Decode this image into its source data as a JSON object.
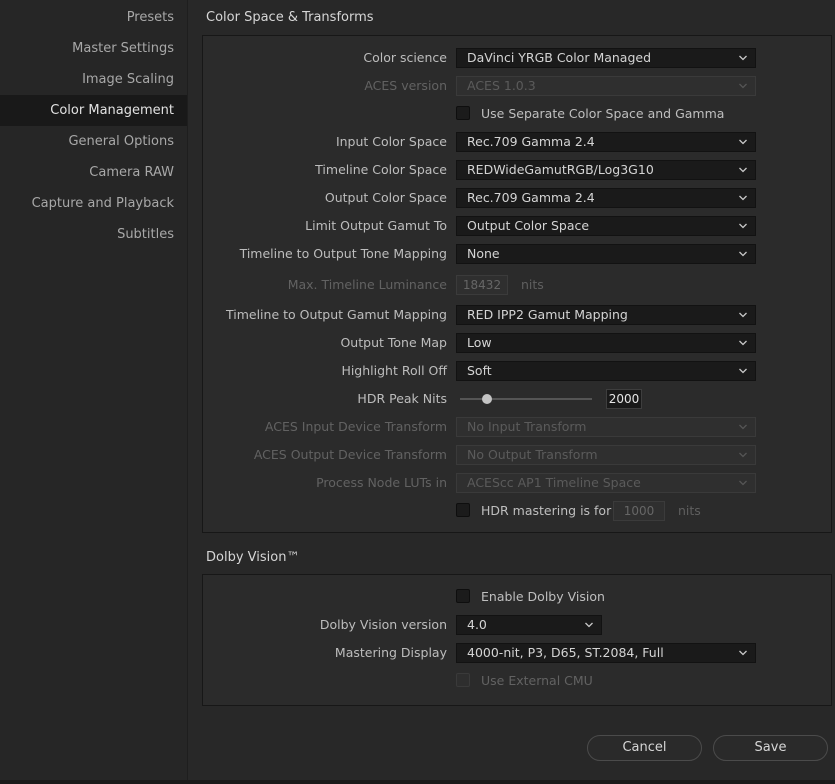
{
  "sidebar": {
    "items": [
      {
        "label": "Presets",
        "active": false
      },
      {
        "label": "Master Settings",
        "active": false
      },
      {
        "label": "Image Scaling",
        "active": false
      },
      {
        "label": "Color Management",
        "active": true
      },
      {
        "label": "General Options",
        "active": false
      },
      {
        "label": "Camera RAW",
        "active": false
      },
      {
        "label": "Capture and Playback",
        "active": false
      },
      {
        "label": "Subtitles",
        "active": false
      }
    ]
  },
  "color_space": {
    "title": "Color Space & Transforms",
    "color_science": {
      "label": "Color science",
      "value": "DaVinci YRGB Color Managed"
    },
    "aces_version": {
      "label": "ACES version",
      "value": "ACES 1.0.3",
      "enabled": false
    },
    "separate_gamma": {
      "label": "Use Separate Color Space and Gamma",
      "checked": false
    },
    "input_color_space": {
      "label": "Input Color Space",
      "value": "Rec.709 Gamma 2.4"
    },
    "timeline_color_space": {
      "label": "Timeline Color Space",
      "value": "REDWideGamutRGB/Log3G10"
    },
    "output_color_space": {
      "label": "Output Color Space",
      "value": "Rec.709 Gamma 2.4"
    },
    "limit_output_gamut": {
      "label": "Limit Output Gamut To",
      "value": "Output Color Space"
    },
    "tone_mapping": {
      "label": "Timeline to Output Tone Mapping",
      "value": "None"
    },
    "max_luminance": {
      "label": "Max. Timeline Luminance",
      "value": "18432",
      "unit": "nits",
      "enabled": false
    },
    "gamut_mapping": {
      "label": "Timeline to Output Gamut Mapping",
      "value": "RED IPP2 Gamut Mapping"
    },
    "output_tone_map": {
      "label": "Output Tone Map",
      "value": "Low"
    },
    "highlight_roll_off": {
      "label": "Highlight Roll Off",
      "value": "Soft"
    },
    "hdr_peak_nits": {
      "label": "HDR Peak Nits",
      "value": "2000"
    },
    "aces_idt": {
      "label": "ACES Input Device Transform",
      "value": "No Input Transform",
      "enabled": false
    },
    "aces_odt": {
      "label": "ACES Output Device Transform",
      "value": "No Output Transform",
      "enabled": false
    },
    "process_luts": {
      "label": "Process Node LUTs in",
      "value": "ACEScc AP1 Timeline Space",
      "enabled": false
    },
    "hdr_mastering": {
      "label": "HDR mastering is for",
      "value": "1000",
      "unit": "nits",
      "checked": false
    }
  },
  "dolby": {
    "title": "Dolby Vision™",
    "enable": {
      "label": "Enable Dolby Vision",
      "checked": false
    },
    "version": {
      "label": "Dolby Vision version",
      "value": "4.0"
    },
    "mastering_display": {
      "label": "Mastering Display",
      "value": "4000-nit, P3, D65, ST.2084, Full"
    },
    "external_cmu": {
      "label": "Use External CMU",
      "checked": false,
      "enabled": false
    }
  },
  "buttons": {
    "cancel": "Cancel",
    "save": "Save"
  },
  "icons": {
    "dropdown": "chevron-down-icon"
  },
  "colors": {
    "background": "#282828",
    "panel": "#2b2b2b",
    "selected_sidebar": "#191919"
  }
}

—————

WHAT YOU WILL DO: Transcribe all entries above exactly. Drop the pictures.

RESPONSE BELOW:
Decode this image into its source data as a JSON object.
{
  "sidebar": {
    "items": [
      {
        "label": "Presets",
        "active": false
      },
      {
        "label": "Master Settings",
        "active": false
      },
      {
        "label": "Image Scaling",
        "active": false
      },
      {
        "label": "Color Management",
        "active": true
      },
      {
        "label": "General Options",
        "active": false
      },
      {
        "label": "Camera RAW",
        "active": false
      },
      {
        "label": "Capture and Playback",
        "active": false
      },
      {
        "label": "Subtitles",
        "active": false
      }
    ]
  },
  "color_space": {
    "title": "Color Space & Transforms",
    "color_science": {
      "label": "Color science",
      "value": "DaVinci YRGB Color Managed"
    },
    "aces_version": {
      "label": "ACES version",
      "value": "ACES 1.0.3",
      "enabled": false
    },
    "separate_gamma": {
      "label": "Use Separate Color Space and Gamma",
      "checked": false
    },
    "input_color_space": {
      "label": "Input Color Space",
      "value": "Rec.709 Gamma 2.4"
    },
    "timeline_color_space": {
      "label": "Timeline Color Space",
      "value": "REDWideGamutRGB/Log3G10"
    },
    "output_color_space": {
      "label": "Output Color Space",
      "value": "Rec.709 Gamma 2.4"
    },
    "limit_output_gamut": {
      "label": "Limit Output Gamut To",
      "value": "Output Color Space"
    },
    "tone_mapping": {
      "label": "Timeline to Output Tone Mapping",
      "value": "None"
    },
    "max_luminance": {
      "label": "Max. Timeline Luminance",
      "value": "18432",
      "unit": "nits",
      "enabled": false
    },
    "gamut_mapping": {
      "label": "Timeline to Output Gamut Mapping",
      "value": "RED IPP2 Gamut Mapping"
    },
    "output_tone_map": {
      "label": "Output Tone Map",
      "value": "Low"
    },
    "highlight_roll_off": {
      "label": "Highlight Roll Off",
      "value": "Soft"
    },
    "hdr_peak_nits": {
      "label": "HDR Peak Nits",
      "value": "2000"
    },
    "aces_idt": {
      "label": "ACES Input Device Transform",
      "value": "No Input Transform",
      "enabled": false
    },
    "aces_odt": {
      "label": "ACES Output Device Transform",
      "value": "No Output Transform",
      "enabled": false
    },
    "process_luts": {
      "label": "Process Node LUTs in",
      "value": "ACEScc AP1 Timeline Space",
      "enabled": false
    },
    "hdr_mastering": {
      "label": "HDR mastering is for",
      "value": "1000",
      "unit": "nits",
      "checked": false
    }
  },
  "dolby": {
    "title": "Dolby Vision™",
    "enable": {
      "label": "Enable Dolby Vision",
      "checked": false
    },
    "version": {
      "label": "Dolby Vision version",
      "value": "4.0"
    },
    "mastering_display": {
      "label": "Mastering Display",
      "value": "4000-nit, P3, D65, ST.2084, Full"
    },
    "external_cmu": {
      "label": "Use External CMU",
      "checked": false,
      "enabled": false
    }
  },
  "buttons": {
    "cancel": "Cancel",
    "save": "Save"
  },
  "icons": {
    "dropdown": "chevron-down-icon"
  },
  "colors": {
    "background": "#282828",
    "panel": "#2b2b2b",
    "selected_sidebar": "#191919"
  }
}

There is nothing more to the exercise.